Required task -> Write out all the material exactly. Leave nothing out.

Given records ->
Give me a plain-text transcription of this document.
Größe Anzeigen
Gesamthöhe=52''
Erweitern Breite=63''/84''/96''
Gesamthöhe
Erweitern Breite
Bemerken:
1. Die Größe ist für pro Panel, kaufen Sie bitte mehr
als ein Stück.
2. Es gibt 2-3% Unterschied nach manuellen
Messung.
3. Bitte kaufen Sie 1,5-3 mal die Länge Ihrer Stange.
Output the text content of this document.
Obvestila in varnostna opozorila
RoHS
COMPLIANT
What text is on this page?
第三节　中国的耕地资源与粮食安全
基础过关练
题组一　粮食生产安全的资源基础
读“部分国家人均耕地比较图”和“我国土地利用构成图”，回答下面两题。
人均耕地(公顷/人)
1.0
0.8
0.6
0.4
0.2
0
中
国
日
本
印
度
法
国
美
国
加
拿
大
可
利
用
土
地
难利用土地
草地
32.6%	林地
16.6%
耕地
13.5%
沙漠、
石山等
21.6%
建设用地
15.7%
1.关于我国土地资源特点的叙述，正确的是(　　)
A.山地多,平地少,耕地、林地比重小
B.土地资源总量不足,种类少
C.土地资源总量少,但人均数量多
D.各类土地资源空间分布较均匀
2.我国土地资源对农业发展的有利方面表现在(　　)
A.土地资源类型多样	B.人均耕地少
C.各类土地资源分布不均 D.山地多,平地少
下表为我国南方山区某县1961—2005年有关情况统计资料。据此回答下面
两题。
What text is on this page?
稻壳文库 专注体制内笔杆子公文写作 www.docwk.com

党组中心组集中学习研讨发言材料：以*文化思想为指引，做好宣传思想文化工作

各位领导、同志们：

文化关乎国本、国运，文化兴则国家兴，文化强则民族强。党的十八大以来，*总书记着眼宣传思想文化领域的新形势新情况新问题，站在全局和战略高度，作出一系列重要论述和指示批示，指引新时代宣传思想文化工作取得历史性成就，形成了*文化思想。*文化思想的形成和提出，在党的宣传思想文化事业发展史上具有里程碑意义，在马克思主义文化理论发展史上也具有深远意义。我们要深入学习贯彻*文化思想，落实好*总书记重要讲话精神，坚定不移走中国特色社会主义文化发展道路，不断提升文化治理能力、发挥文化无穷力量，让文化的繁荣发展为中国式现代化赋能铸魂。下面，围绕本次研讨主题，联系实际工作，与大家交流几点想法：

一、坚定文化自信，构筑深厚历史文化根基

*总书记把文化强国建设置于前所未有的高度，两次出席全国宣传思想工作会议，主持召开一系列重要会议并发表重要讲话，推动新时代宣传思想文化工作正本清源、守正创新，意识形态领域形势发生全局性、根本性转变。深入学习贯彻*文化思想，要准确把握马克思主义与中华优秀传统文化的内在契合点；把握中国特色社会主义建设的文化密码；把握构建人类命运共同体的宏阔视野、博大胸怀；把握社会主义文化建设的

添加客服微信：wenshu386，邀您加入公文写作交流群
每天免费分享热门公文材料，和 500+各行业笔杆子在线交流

Correct answer ->
Give me a plain-text transcription of this document.
Größe Anzeigen
Gesamthöhe=52''
Erweitern Breite=63''/84''/96''
Gesamthöhe
Erweitern Breite
Bemerken:
1. Die Größe ist für pro Panel, kaufen Sie bitte mehr
als ein Stück.
2. Es gibt 2-3% Unterschied nach manuellen
Messung.
3. Bitte kaufen Sie 1,5-3 mal die Länge Ihrer Stange.
Output the text content of this document.
Obvestila in varnostna opozorila
RoHS
COMPLIANT
What text is on this page?
第三节　中国的耕地资源与粮食安全
基础过关练
题组一　粮食生产安全的资源基础
读“部分国家人均耕地比较图”和“我国土地利用构成图”，回答下面两题。
人均耕地(公顷/人)
1.0
0.8
0.6
0.4
0.2
0
中
国
日
本
印
度
法
国
美
国
加
拿
大
可
利
用
土
地
难利用土地
草地
32.6%	林地
16.6%
耕地
13.5%
沙漠、
石山等
21.6%
建设用地
15.7%
1.关于我国土地资源特点的叙述，正确的是(　　)
A.山地多,平地少,耕地、林地比重小
B.土地资源总量不足,种类少
C.土地资源总量少,但人均数量多
D.各类土地资源空间分布较均匀
2.我国土地资源对农业发展的有利方面表现在(　　)
A.土地资源类型多样	B.人均耕地少
C.各类土地资源分布不均 D.山地多,平地少
下表为我国南方山区某县1961—2005年有关情况统计资料。据此回答下面
两题。
What text is on this page?
稻壳文库 专注体制内笔杆子公文写作 www.docwk.com

党组中心组集中学习研讨发言材料：以*文化思想为指引，做好宣传思想文化工作

各位领导、同志们：

文化关乎国本、国运，文化兴则国家兴，文化强则民族强。党的十八大以来，*总书记着眼宣传思想文化领域的新形势新情况新问题，站在全局和战略高度，作出一系列重要论述和指示批示，指引新时代宣传思想文化工作取得历史性成就，形成了*文化思想。*文化思想的形成和提出，在党的宣传思想文化事业发展史上具有里程碑意义，在马克思主义文化理论发展史上也具有深远意义。我们要深入学习贯彻*文化思想，落实好*总书记重要讲话精神，坚定不移走中国特色社会主义文化发展道路，不断提升文化治理能力、发挥文化无穷力量，让文化的繁荣发展为中国式现代化赋能铸魂。下面，围绕本次研讨主题，联系实际工作，与大家交流几点想法：

一、坚定文化自信，构筑深厚历史文化根基

*总书记把文化强国建设置于前所未有的高度，两次出席全国宣传思想工作会议，主持召开一系列重要会议并发表重要讲话，推动新时代宣传思想文化工作正本清源、守正创新，意识形态领域形势发生全局性、根本性转变。深入学习贯彻*文化思想，要准确把握马克思主义与中华优秀传统文化的内在契合点；把握中国特色社会主义建设的文化密码；把握构建人类命运共同体的宏阔视野、博大胸怀；把握社会主义文化建设的

添加客服微信：wenshu386，邀您加入公文写作交流群
每天免费分享热门公文材料，和 500+各行业笔杆子在线交流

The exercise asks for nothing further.